— Begin EXERCISE INPUTS —

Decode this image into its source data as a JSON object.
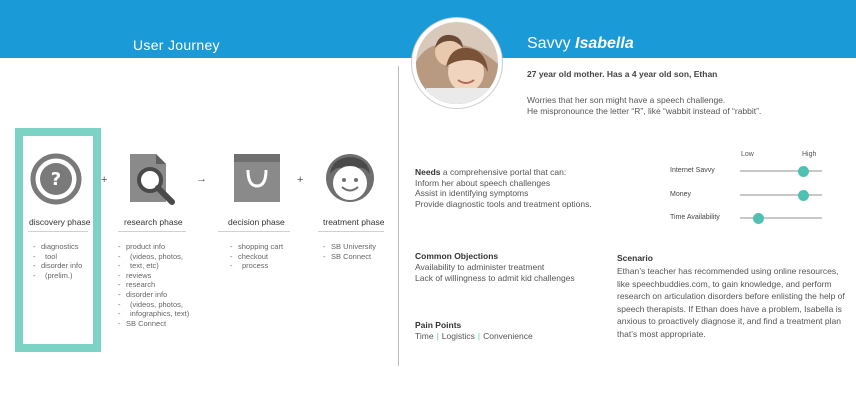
{
  "header": {
    "left_title": "User Journey",
    "persona_first": "Savvy ",
    "persona_name": "Isabella"
  },
  "journey": {
    "phases": [
      {
        "label": "discovery phase",
        "icon": "question-icon",
        "items": [
          "diagnostics",
          "tool",
          "disorder info",
          "(prelim.)"
        ]
      },
      {
        "label": "research phase",
        "icon": "document-search-icon",
        "items": [
          "product info",
          "(videos, photos,",
          "text, etc)",
          "reviews",
          "research",
          "disorder info",
          "(videos, photos,",
          "infographics, text)",
          "SB Connect"
        ]
      },
      {
        "label": "decision phase",
        "icon": "shopping-bag-icon",
        "items": [
          "shopping cart",
          "checkout",
          "process"
        ]
      },
      {
        "label": "treatment phase",
        "icon": "smiley-face-icon",
        "items": [
          "SB University",
          "SB Connect"
        ]
      }
    ],
    "operators": [
      "+",
      "→",
      "+"
    ],
    "highlight_color": "#7dd2c6"
  },
  "persona": {
    "subhead": "27 year old mother. Has a 4 year old son, Ethan",
    "desc_lines": [
      "Worries that her son might have a speech challenge.",
      "He mispronounce the letter “R”, like “wabbit instead of “rabbit”."
    ],
    "needs_title": "Needs",
    "needs_lead": " a comprehensive portal that can:",
    "needs_lines": [
      "Inform her about speech challenges",
      "Assist in identifying symptoms",
      "Provide diagnostic tools and treatment options."
    ],
    "scale": {
      "low": "Low",
      "high": "High"
    },
    "sliders": [
      {
        "label": "Internet Savvy",
        "level": 0.78
      },
      {
        "label": "Money",
        "level": 0.78
      },
      {
        "label": "Time Availability",
        "level": 0.22
      }
    ],
    "objections_title": "Common Objections",
    "objections_lines": [
      "Availability to administer treatment",
      "Lack of willingness to admit kid challenges"
    ],
    "pain_title": "Pain Points",
    "pain_items": [
      "Time",
      "Logistics",
      "Convenience"
    ],
    "scenario_title": "Scenario",
    "scenario_text": "Ethan’s teacher has recommended using online resources, like speechbuddies.com, to gain knowledge, and perform research on articulation disorders before enlisting the help of speech therapists. If Ethan does have a problem, Isabella is anxious to proactively diagnose it, and find a treatment plan that’s most appropriate.",
    "accent_color": "#4fc1b2"
  },
  "colors": {
    "header_bg": "#1a9ad6",
    "icon_gray": "#7a7a7a"
  }
}
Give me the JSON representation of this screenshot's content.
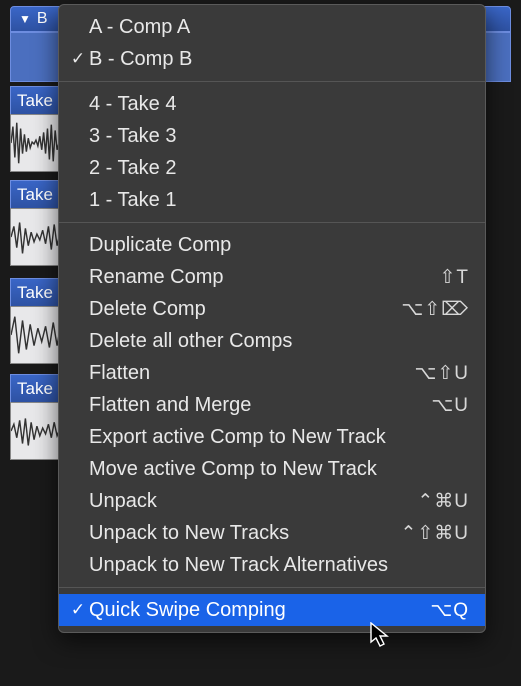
{
  "track": {
    "header": "B",
    "takes": [
      "Take",
      "Take",
      "Take",
      "Take"
    ]
  },
  "menu": {
    "comps": [
      {
        "label": "A - Comp A",
        "checked": false
      },
      {
        "label": "B - Comp B",
        "checked": true
      }
    ],
    "takes": [
      {
        "label": "4 - Take 4"
      },
      {
        "label": "3 - Take 3"
      },
      {
        "label": "2 - Take 2"
      },
      {
        "label": "1 - Take 1"
      }
    ],
    "actions": [
      {
        "label": "Duplicate Comp",
        "shortcut": ""
      },
      {
        "label": "Rename Comp",
        "shortcut": "⇧T"
      },
      {
        "label": "Delete Comp",
        "shortcut": "⌥⇧⌦"
      },
      {
        "label": "Delete all other Comps",
        "shortcut": ""
      },
      {
        "label": "Flatten",
        "shortcut": "⌥⇧U"
      },
      {
        "label": "Flatten and Merge",
        "shortcut": "⌥U"
      },
      {
        "label": "Export active Comp to New Track",
        "shortcut": ""
      },
      {
        "label": "Move active Comp to New Track",
        "shortcut": ""
      },
      {
        "label": "Unpack",
        "shortcut": "⌃⌘U"
      },
      {
        "label": "Unpack to New Tracks",
        "shortcut": "⌃⇧⌘U"
      },
      {
        "label": "Unpack to New Track Alternatives",
        "shortcut": ""
      }
    ],
    "quickSwipe": {
      "label": "Quick Swipe Comping",
      "shortcut": "⌥Q",
      "checked": true
    }
  }
}
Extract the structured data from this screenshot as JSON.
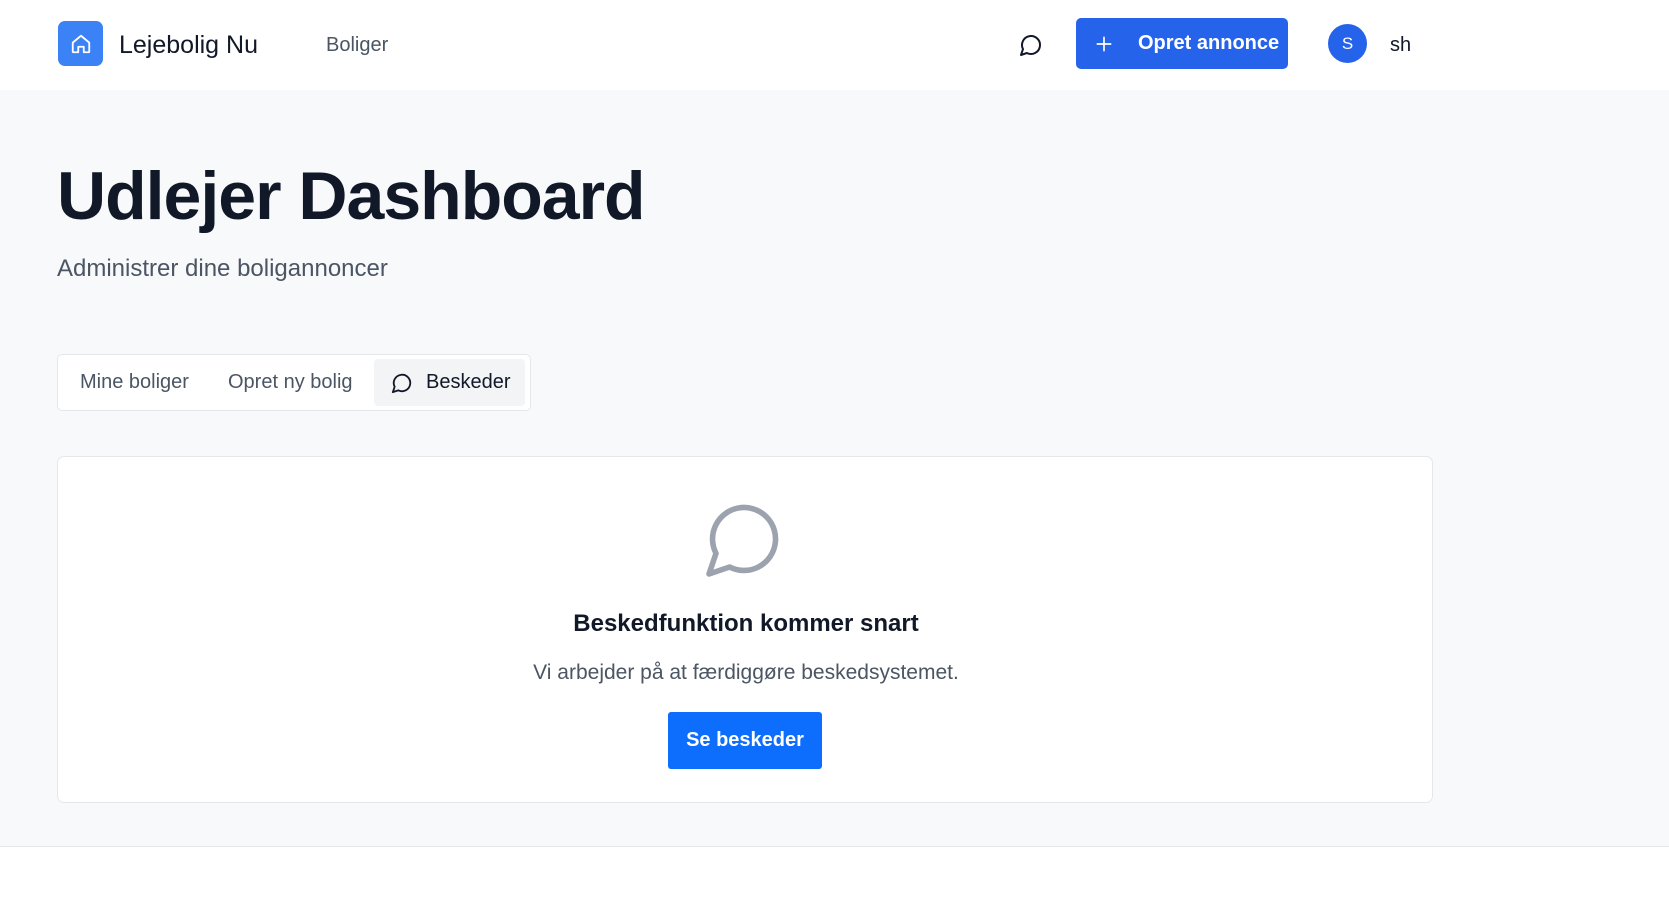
{
  "header": {
    "brand": "Lejebolig Nu",
    "nav_link": "Boliger",
    "create_button": "Opret annonce",
    "avatar_initial": "S",
    "username": "sh",
    "icons": {
      "logo": "home-icon",
      "messages": "message-circle-icon",
      "create": "plus-icon"
    }
  },
  "page": {
    "title": "Udlejer Dashboard",
    "subtitle": "Administrer dine boligannoncer"
  },
  "tabs": [
    {
      "label": "Mine boliger",
      "active": false
    },
    {
      "label": "Opret ny bolig",
      "active": false
    },
    {
      "label": "Beskeder",
      "active": true,
      "icon": "message-circle-icon"
    }
  ],
  "card": {
    "icon": "message-circle-icon",
    "title": "Beskedfunktion kommer snart",
    "text": "Vi arbejder på at færdiggøre beskedsystemet.",
    "button": "Se beskeder"
  },
  "colors": {
    "primary": "#2563eb",
    "logo_bg": "#3b82f6",
    "card_button": "#0d6efd",
    "page_bg": "#f8f9fb"
  }
}
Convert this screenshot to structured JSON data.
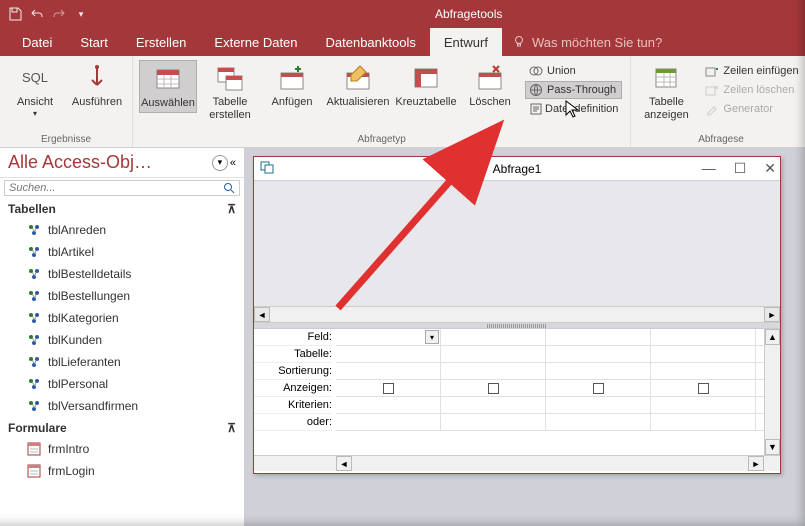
{
  "titlebar": {
    "context_tab": "Abfragetools"
  },
  "tabs": {
    "file": "Datei",
    "home": "Start",
    "create": "Erstellen",
    "external": "Externe Daten",
    "dbtools": "Datenbanktools",
    "design": "Entwurf",
    "tell_me": "Was möchten Sie tun?"
  },
  "ribbon": {
    "view": "Ansicht",
    "run": "Ausführen",
    "group_results": "Ergebnisse",
    "select": "Auswählen",
    "maketable": "Tabelle erstellen",
    "append": "Anfügen",
    "update": "Aktualisieren",
    "crosstab": "Kreuztabelle",
    "delete": "Löschen",
    "union": "Union",
    "passthrough": "Pass-Through",
    "datadef": "Datendefinition",
    "group_querytype": "Abfragetyp",
    "showtable": "Tabelle anzeigen",
    "insrows": "Zeilen einfügen",
    "delrows": "Zeilen löschen",
    "builder": "Generator",
    "group_setup": "Abfragese",
    "sql": "SQL"
  },
  "nav": {
    "title": "Alle Access-Obj…",
    "search_placeholder": "Suchen...",
    "cat_tables": "Tabellen",
    "cat_forms": "Formulare",
    "tables": [
      "tblAnreden",
      "tblArtikel",
      "tblBestelldetails",
      "tblBestellungen",
      "tblKategorien",
      "tblKunden",
      "tblLieferanten",
      "tblPersonal",
      "tblVersandfirmen"
    ],
    "forms": [
      "frmIntro",
      "frmLogin"
    ]
  },
  "query_window": {
    "title": "Abfrage1",
    "rows": {
      "field": "Feld:",
      "table": "Tabelle:",
      "sort": "Sortierung:",
      "show": "Anzeigen:",
      "criteria": "Kriterien:",
      "or": "oder:"
    }
  }
}
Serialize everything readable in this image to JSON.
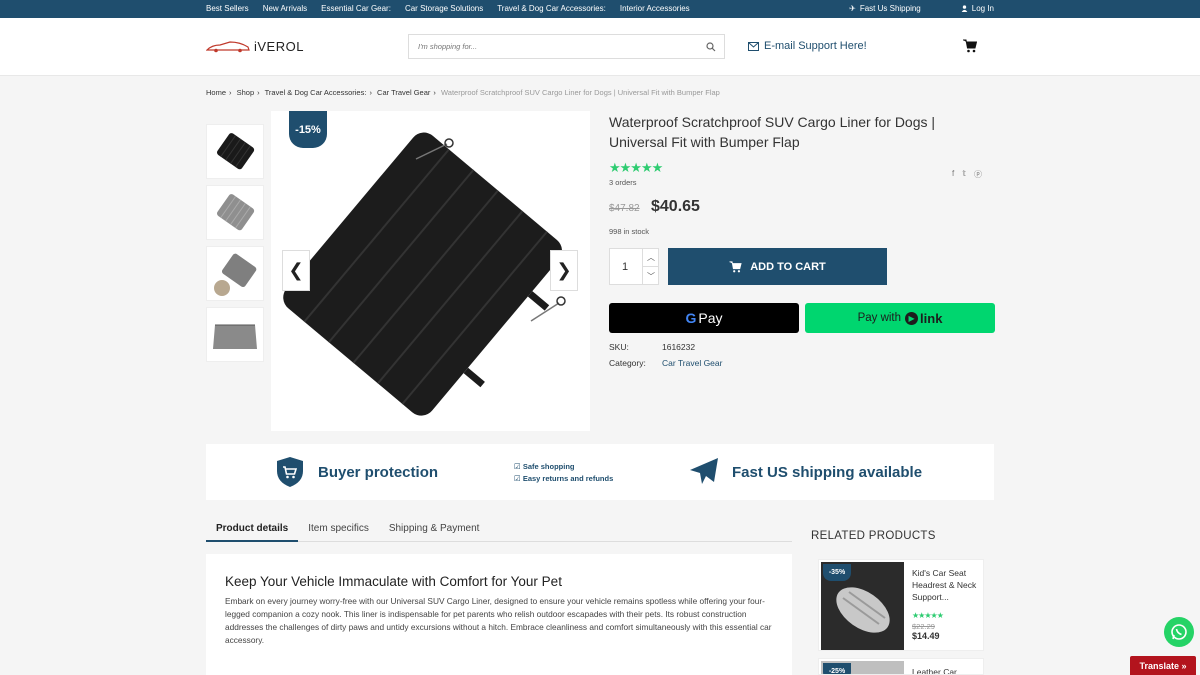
{
  "topbar": {
    "links": [
      "Best Sellers",
      "New Arrivals",
      "Essential Car Gear:",
      "Car Storage Solutions",
      "Travel & Dog Car Accessories:",
      "Interior Accessories"
    ],
    "shipping": "Fast Us Shipping",
    "login": "Log In"
  },
  "header": {
    "logo": "iVEROL",
    "search_placeholder": "I'm shopping for...",
    "email_support": "E-mail Support Here!"
  },
  "breadcrumb": {
    "items": [
      "Home",
      "Shop",
      "Travel & Dog Car Accessories:",
      "Car Travel Gear"
    ],
    "current": "Waterproof Scratchproof SUV Cargo Liner for Dogs | Universal Fit with Bumper Flap"
  },
  "product": {
    "discount_badge": "-15%",
    "title": "Waterproof Scratchproof SUV Cargo Liner for Dogs | Universal Fit with Bumper Flap",
    "stars": "★★★★★",
    "orders": "3 orders",
    "old_price": "$47.82",
    "price": "$40.65",
    "stock": "998 in stock",
    "quantity": "1",
    "add_to_cart": "ADD TO CART",
    "gpay_label": "Pay",
    "gpay_g": "G",
    "link_pay_label": "Pay with",
    "link_label": "link",
    "sku_label": "SKU:",
    "sku": "1616232",
    "category_label": "Category:",
    "category": "Car Travel Gear"
  },
  "protection": {
    "buyer": "Buyer protection",
    "safe": "Safe shopping",
    "returns": "Easy returns and refunds",
    "shipping": "Fast US shipping available"
  },
  "tabs": [
    "Product details",
    "Item specifics",
    "Shipping & Payment"
  ],
  "details": {
    "heading": "Keep Your Vehicle Immaculate with Comfort for Your Pet",
    "body": "Embark on every journey worry-free with our Universal SUV Cargo Liner, designed to ensure your vehicle remains spotless while offering your four-legged companion a cozy nook. This liner is indispensable for pet parents who relish outdoor escapades with their pets. Its robust construction addresses the challenges of dirty paws and untidy excursions without a hitch. Embrace cleanliness and comfort simultaneously with this essential car accessory."
  },
  "related": {
    "title": "RELATED PRODUCTS",
    "items": [
      {
        "badge": "-35%",
        "name": "Kid's Car Seat Headrest & Neck Support...",
        "stars": "★★★★★",
        "old_price": "$22.29",
        "price": "$14.49"
      },
      {
        "badge": "-25%",
        "name": "Leather Car"
      }
    ]
  },
  "translate": "Translate »",
  "colors": {
    "brand": "#1f4e6e",
    "rating": "#2ecc71",
    "link_pay": "#00d66f"
  }
}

— End EXERCISE INPUTS —

* _WRITTEN INSTRUCTION_: Pick out every line above that holds the word "true" and copy it.

* _FINAL RESULT_:
        "checked": true
      "checked": true
      "active": true,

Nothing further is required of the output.